(Data excerpts)
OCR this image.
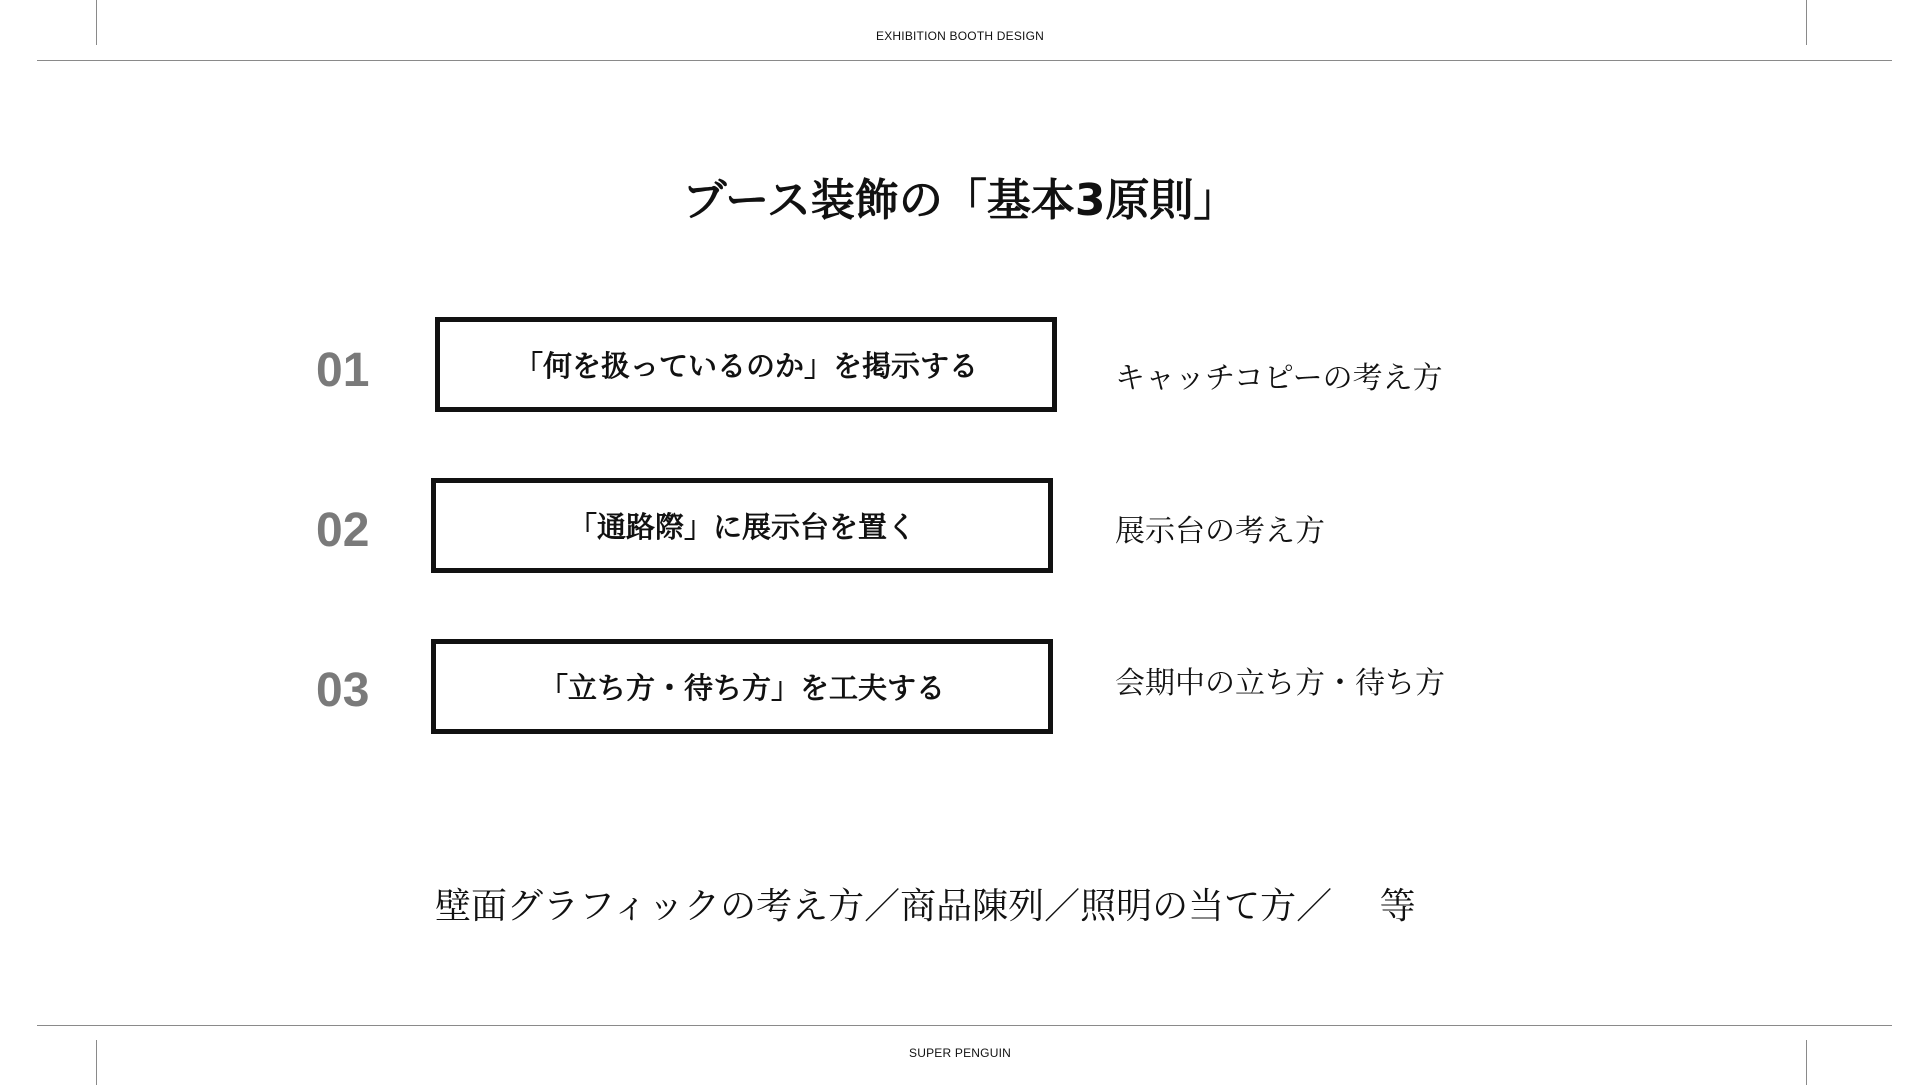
EXHIBITION BOOTH DESIGN
ブース装飾の「基本3原則」
01	「何を扱っているのか」を掲示する	キャッチコピーの考え方
02	「通路際」に展示台を置く	展示台の考え方
03	「立ち方・待ち方」を工夫する	会期中の立ち方・待ち方
壁面グラフィックの考え方／商品陳列／照明の当て方／　 等
SUPER PENGUIN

**Task to complete**: Output the records above exactly as they are, leaving out the pictures.

**Final result**:
OCR this image.
EXHIBITION BOOTH DESIGN
ブース装飾の「基本3原則」
01	「何を扱っているのか」を掲示する	キャッチコピーの考え方
02	「通路際」に展示台を置く	展示台の考え方
03	「立ち方・待ち方」を工夫する	会期中の立ち方・待ち方
壁面グラフィックの考え方／商品陳列／照明の当て方／　 等
SUPER PENGUIN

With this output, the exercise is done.